Report how many lines include the word "попередив", and nothing besides that number.
### The data
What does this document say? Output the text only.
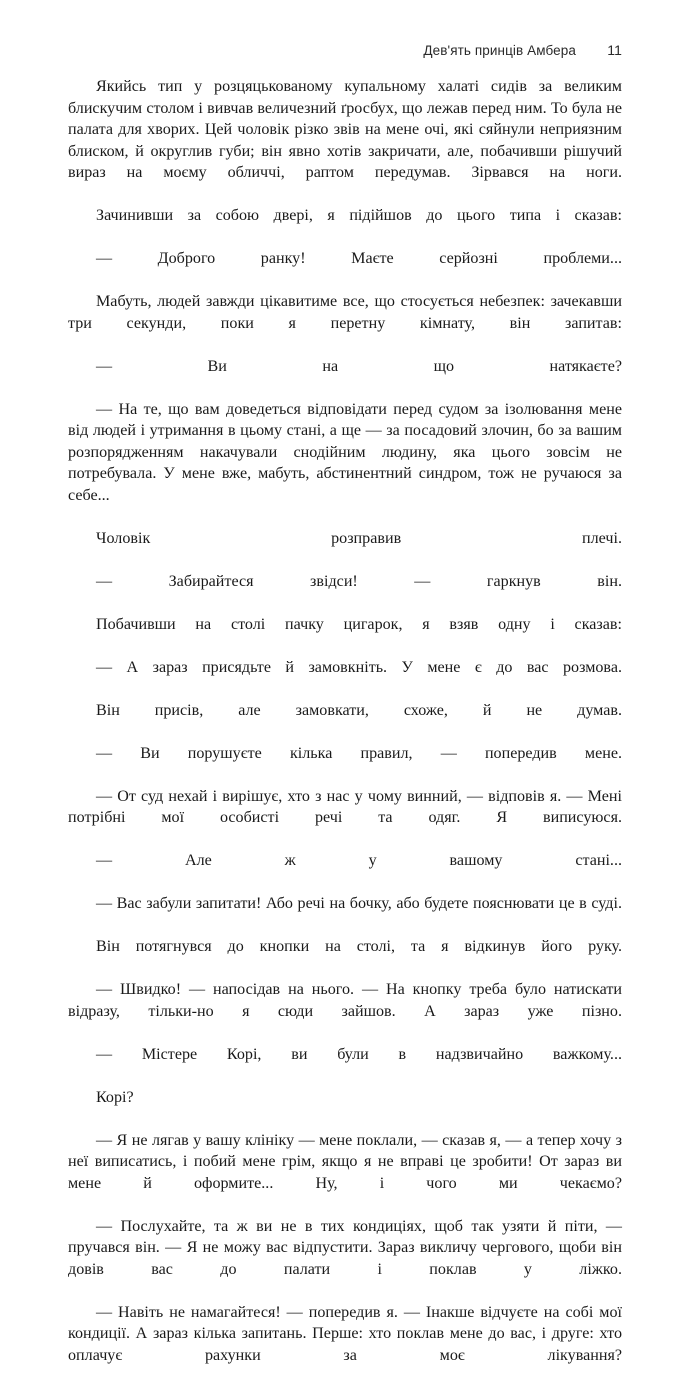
Дев'ять принців Амбера	11

Якийсь тип у розцяцькованому купальному халаті сидів за великим блискучим столом і вивчав величезний ґросбух, що лежав перед ним. То була не палата для хворих. Цей чоловік різко звів на мене очі, які сяйнули неприязним блиском, й округлив губи; він явно хотів закричати, але, побачивши рішучий вираз на моєму обличчі, раптом передумав. Зірвався на ноги.

Зачинивши за собою двері, я підійшов до цього типа і сказав:

— Доброго ранку! Маєте серйозні проблеми...

Мабуть, людей завжди цікавитиме все, що стосується небезпек: зачекавши три секунди, поки я перетну кімнату, він запитав:

— Ви на що натякаєте?

— На те, що вам доведеться відповідати перед судом за ізолювання мене від людей і утримання в цьому стані, а ще — за посадовий злочин, бо за вашим розпорядженням накачували снодійним людину, яка цього зовсім не потребувала. У мене вже, мабуть, абстинентний синдром, тож не ручаюся за себе...

Чоловік розправив плечі.

— Забирайтеся звідси! — гаркнув він.

Побачивши на столі пачку цигарок, я взяв одну і сказав:

— А зараз присядьте й замовкніть. У мене є до вас розмова.

Він присів, але замовкати, схоже, й не думав.

— Ви порушуєте кілька правил, — попередив мене.

— От суд нехай і вирішує, хто з нас у чому винний, — відповів я. — Мені потрібні мої особисті речі та одяг. Я виписуюся.

— Але ж у вашому стані...

— Вас забули запитати! Або речі на бочку, або будете пояснювати це в суді.

Він потягнувся до кнопки на столі, та я відкинув його руку.

— Швидко! — напосідав на нього. — На кнопку треба було натискати відразу, тільки-но я сюди зайшов. А зараз уже пізно.

— Містере Корі, ви були в надзвичайно важкому...

Корі?

— Я не лягав у вашу клініку — мене поклали, — сказав я, — а тепер хочу з неї виписатись, і побий мене грім, якщо я не вправі це зробити! От зараз ви мене й оформите... Ну, і чого ми чекаємо?

— Послухайте, та ж ви не в тих кондиціях, щоб так узяти й піти, — пручався він. — Я не можу вас відпустити. Зараз викличу чергового, щоби він довів вас до палати і поклав у ліжко.

— Навіть не намагайтеся! — попередив я. — Інакше відчуєте на собі мої кондиції. А зараз кілька запитань. Перше: хто поклав мене до вас, і друге: хто оплачує рахунки за моє лікування?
######
* **Written response**: 2